* **Required task**
Take each line containing the word "Fstat" and copy it.

————

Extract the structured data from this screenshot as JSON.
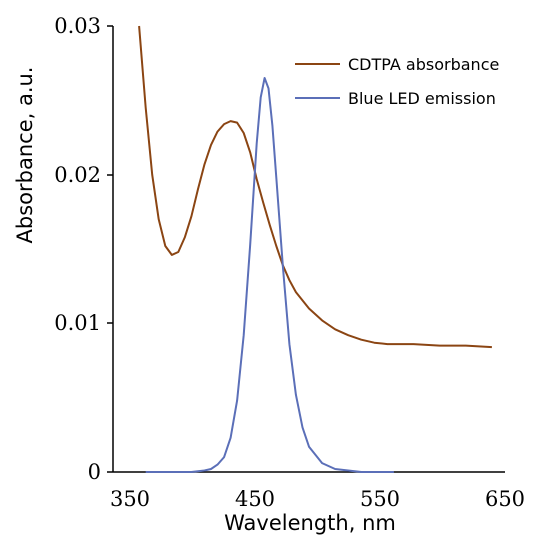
{
  "chart_data": {
    "type": "line",
    "xlabel": "Wavelength, nm",
    "ylabel": "Absorbance, a.u.",
    "xlim": [
      350,
      650
    ],
    "ylim": [
      0,
      0.03
    ],
    "x_ticks": [
      "350",
      "450",
      "550",
      "650"
    ],
    "y_ticks": [
      "0",
      "0.01",
      "0.02",
      "0.03"
    ],
    "grid": false,
    "legend_position": "top-right",
    "series": [
      {
        "name": "CDTPA absorbance",
        "color": "#8B4513",
        "x": [
          370,
          375,
          380,
          385,
          390,
          395,
          400,
          405,
          410,
          415,
          420,
          425,
          430,
          435,
          440,
          445,
          450,
          455,
          460,
          465,
          470,
          475,
          480,
          485,
          490,
          500,
          510,
          520,
          530,
          540,
          550,
          560,
          580,
          600,
          620,
          640
        ],
        "y": [
          0.03,
          0.0245,
          0.02,
          0.017,
          0.0152,
          0.0146,
          0.0148,
          0.0158,
          0.0172,
          0.019,
          0.0207,
          0.022,
          0.0229,
          0.0234,
          0.0236,
          0.0235,
          0.0228,
          0.0215,
          0.0197,
          0.0181,
          0.0166,
          0.0152,
          0.0139,
          0.0129,
          0.0121,
          0.011,
          0.0102,
          0.0096,
          0.0092,
          0.0089,
          0.0087,
          0.0086,
          0.0086,
          0.0085,
          0.0085,
          0.0084
        ]
      },
      {
        "name": "Blue LED emission",
        "color": "#5B6FB8",
        "x": [
          375,
          390,
          400,
          410,
          420,
          425,
          430,
          435,
          440,
          445,
          450,
          455,
          460,
          463,
          466,
          469,
          472,
          475,
          480,
          485,
          490,
          495,
          500,
          510,
          520,
          530,
          540,
          550,
          565
        ],
        "y": [
          0,
          0,
          0,
          0,
          0.0001,
          0.0002,
          0.0005,
          0.001,
          0.0023,
          0.0048,
          0.0092,
          0.0153,
          0.0221,
          0.0252,
          0.0265,
          0.0258,
          0.0233,
          0.0198,
          0.0138,
          0.0086,
          0.0052,
          0.003,
          0.0017,
          0.0006,
          0.0002,
          0.0001,
          0,
          0,
          0
        ]
      }
    ]
  }
}
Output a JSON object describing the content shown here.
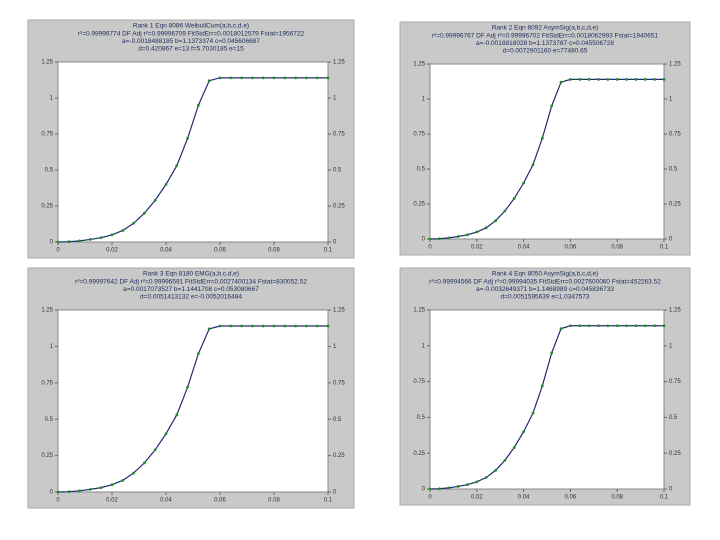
{
  "chart_data": [
    {
      "type": "line",
      "title": "Rank 1  Eqn 8086  WeibullCum(a,b,c,d,e)",
      "stats": [
        "r²=0.99996774  DF Adj r²=0.99996709  FitStdErr=0.0018012579  Fstat=1956722",
        "a=-0.0018488185 b=1.1373374 c=0.045606687",
        "d=0.420867 e=13 f=5.7030185 e=15"
      ],
      "x": [
        0,
        0.004,
        0.008,
        0.012,
        0.016,
        0.02,
        0.024,
        0.028,
        0.032,
        0.036,
        0.04,
        0.044,
        0.048,
        0.052,
        0.056,
        0.06,
        0.064,
        0.068,
        0.072,
        0.076,
        0.08,
        0.084,
        0.088,
        0.092,
        0.096,
        0.1
      ],
      "series": [
        {
          "color": "#1f8a2a",
          "values": [
            0,
            0.002,
            0.008,
            0.018,
            0.03,
            0.05,
            0.08,
            0.13,
            0.2,
            0.29,
            0.4,
            0.53,
            0.72,
            0.95,
            1.12,
            1.14,
            1.14,
            1.14,
            1.14,
            1.14,
            1.14,
            1.14,
            1.14,
            1.14,
            1.14,
            1.14
          ]
        }
      ],
      "curve_color": "#222a70",
      "xlim": [
        0,
        0.1
      ],
      "ylim": [
        0,
        1.25
      ],
      "y2lim": [
        0,
        1.25
      ],
      "xticks": [
        0,
        0.02,
        0.04,
        0.06,
        0.08,
        0.1
      ],
      "yticks": [
        0,
        0.25,
        0.5,
        0.75,
        1,
        1.25
      ],
      "y2ticks": [
        0,
        0.25,
        0.5,
        0.75,
        1,
        1.25
      ]
    },
    {
      "type": "line",
      "title": "Rank 2  Eqn 8092  AsymSig(a,b,c,d,e)",
      "stats": [
        "r²=0.99996767  DF Adj r²=0.99996702  FitStdErr=0.0018062993  Fstat=1940651",
        "a=-0.0018818028 b=1.1373787 c=0.045506728",
        "d=0.0072901160 e=77480.65"
      ],
      "x": [
        0,
        0.004,
        0.008,
        0.012,
        0.016,
        0.02,
        0.024,
        0.028,
        0.032,
        0.036,
        0.04,
        0.044,
        0.048,
        0.052,
        0.056,
        0.06,
        0.064,
        0.068,
        0.072,
        0.076,
        0.08,
        0.084,
        0.088,
        0.092,
        0.096,
        0.1
      ],
      "series": [
        {
          "color": "#1f8a2a",
          "values": [
            0,
            0.002,
            0.008,
            0.018,
            0.03,
            0.05,
            0.08,
            0.13,
            0.2,
            0.29,
            0.4,
            0.53,
            0.72,
            0.95,
            1.12,
            1.14,
            1.14,
            1.14,
            1.14,
            1.14,
            1.14,
            1.14,
            1.14,
            1.14,
            1.14,
            1.14
          ]
        }
      ],
      "curve_color": "#222a70",
      "xlim": [
        0,
        0.1
      ],
      "ylim": [
        0,
        1.25
      ],
      "y2lim": [
        0,
        1.25
      ],
      "xticks": [
        0,
        0.02,
        0.04,
        0.06,
        0.08,
        0.1
      ],
      "yticks": [
        0,
        0.25,
        0.5,
        0.75,
        1,
        1.25
      ],
      "y2ticks": [
        0,
        0.25,
        0.5,
        0.75,
        1,
        1.25
      ]
    },
    {
      "type": "line",
      "title": "Rank 3  Eqn 8180  EMG(a,b,c,d,e)",
      "stats": [
        "r²=0.99997642  DF Adj r²=0.99996591  FitStdErr=0.0027400134  Fstat=830052.52",
        "a=0.0017073527 b=1.1441708 c=0.053080667",
        "d=0.0051413132 e=-0.0052016484"
      ],
      "x": [
        0,
        0.004,
        0.008,
        0.012,
        0.016,
        0.02,
        0.024,
        0.028,
        0.032,
        0.036,
        0.04,
        0.044,
        0.048,
        0.052,
        0.056,
        0.06,
        0.064,
        0.068,
        0.072,
        0.076,
        0.08,
        0.084,
        0.088,
        0.092,
        0.096,
        0.1
      ],
      "series": [
        {
          "color": "#1f8a2a",
          "values": [
            0,
            0.002,
            0.008,
            0.018,
            0.03,
            0.05,
            0.08,
            0.13,
            0.2,
            0.29,
            0.4,
            0.53,
            0.72,
            0.95,
            1.12,
            1.14,
            1.14,
            1.14,
            1.14,
            1.14,
            1.14,
            1.14,
            1.14,
            1.14,
            1.14,
            1.14
          ]
        }
      ],
      "curve_color": "#222a70",
      "xlim": [
        0,
        0.1
      ],
      "ylim": [
        0,
        1.25
      ],
      "y2lim": [
        0,
        1.25
      ],
      "xticks": [
        0,
        0.02,
        0.04,
        0.06,
        0.08,
        0.1
      ],
      "yticks": [
        0,
        0.25,
        0.5,
        0.75,
        1,
        1.25
      ],
      "y2ticks": [
        0,
        0.25,
        0.5,
        0.75,
        1,
        1.25
      ]
    },
    {
      "type": "line",
      "title": "Rank 4  Eqn 8050  AsymSig(a,b,c,d,e)",
      "stats": [
        "r²=0.99994566  DF Adj r²=0.99994035  FitStdErr=0.0027600060  Fstat=452263.52",
        "a=-0.0032649371 b=1.1468989 c=0.045836733",
        "d=0.0051595639 e=1.0347573"
      ],
      "x": [
        0,
        0.004,
        0.008,
        0.012,
        0.016,
        0.02,
        0.024,
        0.028,
        0.032,
        0.036,
        0.04,
        0.044,
        0.048,
        0.052,
        0.056,
        0.06,
        0.064,
        0.068,
        0.072,
        0.076,
        0.08,
        0.084,
        0.088,
        0.092,
        0.096,
        0.1
      ],
      "series": [
        {
          "color": "#1f8a2a",
          "values": [
            0,
            0.002,
            0.008,
            0.018,
            0.03,
            0.05,
            0.08,
            0.13,
            0.2,
            0.29,
            0.4,
            0.53,
            0.72,
            0.95,
            1.12,
            1.14,
            1.14,
            1.14,
            1.14,
            1.14,
            1.14,
            1.14,
            1.14,
            1.14,
            1.14,
            1.14
          ]
        }
      ],
      "curve_color": "#222a70",
      "xlim": [
        0,
        0.1
      ],
      "ylim": [
        0,
        1.25
      ],
      "y2lim": [
        0,
        1.25
      ],
      "xticks": [
        0,
        0.02,
        0.04,
        0.06,
        0.08,
        0.1
      ],
      "yticks": [
        0,
        0.25,
        0.5,
        0.75,
        1,
        1.25
      ],
      "y2ticks": [
        0,
        0.25,
        0.5,
        0.75,
        1,
        1.25
      ]
    }
  ]
}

————

* **Response for this exercise**
        "r²=0.99996774  DF Adj r²=0.99996709  FitStdErr=0.0018012579  Fstat=1956722",
        "r²=0.99996767  DF Adj r²=0.99996702  FitStdErr=0.0018062993  Fstat=1940651",
        "r²=0.99997642  DF Adj r²=0.99996591  FitStdErr=0.0027400134  Fstat=830052.52",
        "r²=0.99994566  DF Adj r²=0.99994035  FitStdErr=0.0027600060  Fstat=452263.52",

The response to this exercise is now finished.